### Collected data
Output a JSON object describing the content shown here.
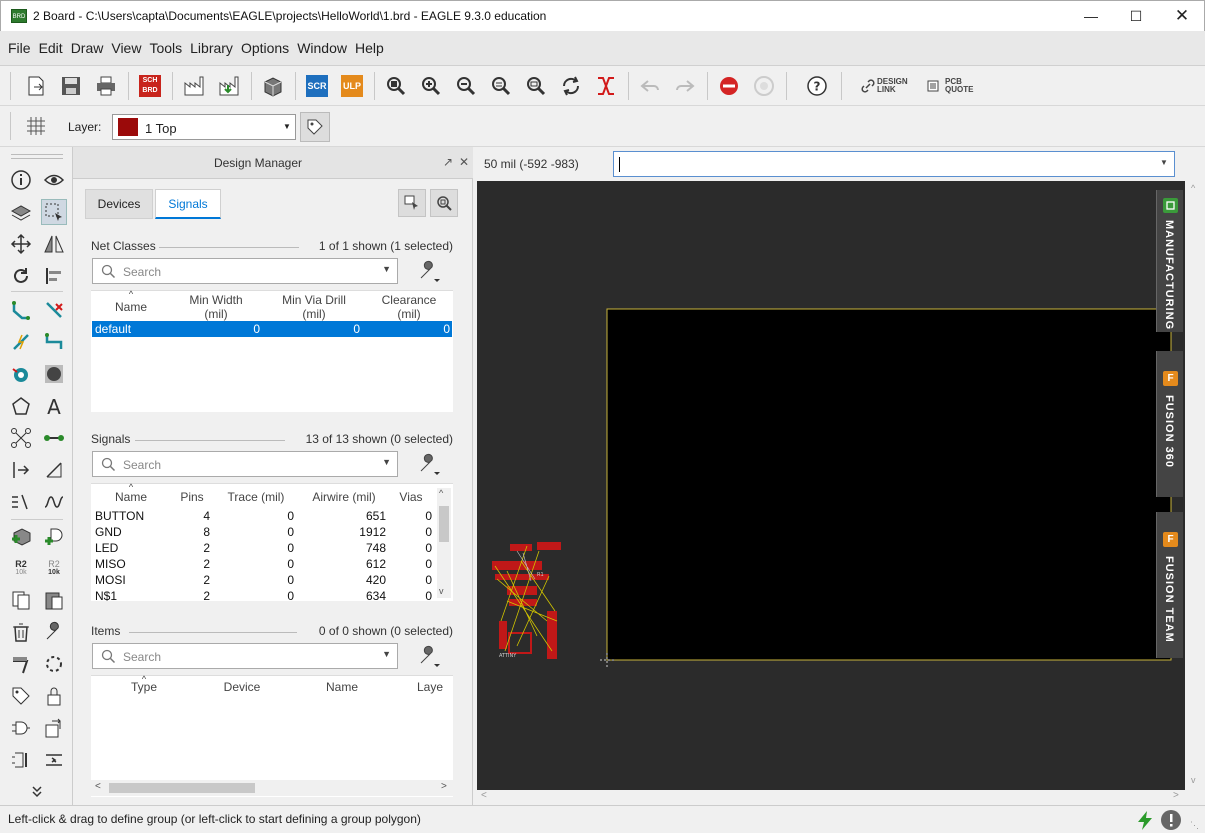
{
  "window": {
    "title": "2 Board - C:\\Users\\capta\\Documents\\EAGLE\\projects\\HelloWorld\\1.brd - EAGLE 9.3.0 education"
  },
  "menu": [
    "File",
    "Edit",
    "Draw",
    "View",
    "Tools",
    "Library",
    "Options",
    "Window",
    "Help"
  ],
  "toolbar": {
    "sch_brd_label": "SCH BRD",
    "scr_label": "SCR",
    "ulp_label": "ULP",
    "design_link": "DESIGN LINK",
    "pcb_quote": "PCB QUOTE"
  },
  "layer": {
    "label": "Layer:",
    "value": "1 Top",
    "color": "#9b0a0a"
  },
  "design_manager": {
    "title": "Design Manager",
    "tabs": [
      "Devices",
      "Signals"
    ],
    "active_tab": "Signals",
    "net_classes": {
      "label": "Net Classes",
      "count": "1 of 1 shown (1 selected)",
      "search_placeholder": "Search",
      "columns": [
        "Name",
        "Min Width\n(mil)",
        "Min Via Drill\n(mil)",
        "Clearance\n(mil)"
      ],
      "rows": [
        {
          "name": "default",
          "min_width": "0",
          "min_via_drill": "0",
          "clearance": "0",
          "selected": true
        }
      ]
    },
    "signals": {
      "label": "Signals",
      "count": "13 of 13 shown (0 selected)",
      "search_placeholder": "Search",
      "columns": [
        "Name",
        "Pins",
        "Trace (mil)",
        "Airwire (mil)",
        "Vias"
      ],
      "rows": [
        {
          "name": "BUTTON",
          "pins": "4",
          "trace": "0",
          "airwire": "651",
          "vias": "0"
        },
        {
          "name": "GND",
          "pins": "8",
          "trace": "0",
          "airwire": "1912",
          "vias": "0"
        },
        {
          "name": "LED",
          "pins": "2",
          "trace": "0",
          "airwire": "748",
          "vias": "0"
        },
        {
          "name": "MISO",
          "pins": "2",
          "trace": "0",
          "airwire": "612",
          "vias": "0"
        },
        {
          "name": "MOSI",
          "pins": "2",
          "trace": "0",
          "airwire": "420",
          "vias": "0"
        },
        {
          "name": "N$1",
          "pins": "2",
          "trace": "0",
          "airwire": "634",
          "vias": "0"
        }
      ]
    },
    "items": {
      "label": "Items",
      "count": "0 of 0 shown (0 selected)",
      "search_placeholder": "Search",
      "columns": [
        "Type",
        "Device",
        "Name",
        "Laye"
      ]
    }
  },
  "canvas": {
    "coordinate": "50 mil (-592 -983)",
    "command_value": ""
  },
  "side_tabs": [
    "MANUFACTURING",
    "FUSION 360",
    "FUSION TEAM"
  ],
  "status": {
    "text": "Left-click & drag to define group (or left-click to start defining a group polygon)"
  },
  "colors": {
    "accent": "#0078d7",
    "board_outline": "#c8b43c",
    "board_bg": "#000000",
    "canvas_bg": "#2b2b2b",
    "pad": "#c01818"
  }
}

--

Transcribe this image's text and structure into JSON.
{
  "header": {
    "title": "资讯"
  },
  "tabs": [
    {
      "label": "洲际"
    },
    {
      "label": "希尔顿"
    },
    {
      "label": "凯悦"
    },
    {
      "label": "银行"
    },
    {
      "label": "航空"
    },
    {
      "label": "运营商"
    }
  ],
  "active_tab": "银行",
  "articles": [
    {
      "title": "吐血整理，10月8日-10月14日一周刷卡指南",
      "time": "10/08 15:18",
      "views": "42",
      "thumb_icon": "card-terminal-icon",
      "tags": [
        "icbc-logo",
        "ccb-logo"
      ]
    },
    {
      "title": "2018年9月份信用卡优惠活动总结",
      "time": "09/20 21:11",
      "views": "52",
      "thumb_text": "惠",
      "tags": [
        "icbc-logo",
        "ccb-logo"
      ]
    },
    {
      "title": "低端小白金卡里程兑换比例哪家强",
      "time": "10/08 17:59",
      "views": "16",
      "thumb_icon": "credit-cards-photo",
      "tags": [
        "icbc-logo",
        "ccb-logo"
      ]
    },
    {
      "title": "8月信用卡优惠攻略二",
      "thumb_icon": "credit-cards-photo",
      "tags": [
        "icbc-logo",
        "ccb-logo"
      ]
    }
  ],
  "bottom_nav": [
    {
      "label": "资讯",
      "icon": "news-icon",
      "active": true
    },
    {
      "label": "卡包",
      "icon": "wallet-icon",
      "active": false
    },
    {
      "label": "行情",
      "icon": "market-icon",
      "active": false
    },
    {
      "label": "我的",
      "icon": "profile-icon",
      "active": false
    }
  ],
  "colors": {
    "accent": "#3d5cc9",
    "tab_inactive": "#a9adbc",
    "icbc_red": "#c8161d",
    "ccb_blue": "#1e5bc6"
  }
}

### GIVEN TASK
Report the number of lines containing the string "JSON" and add nothing to it.

### FINISHED TASK
2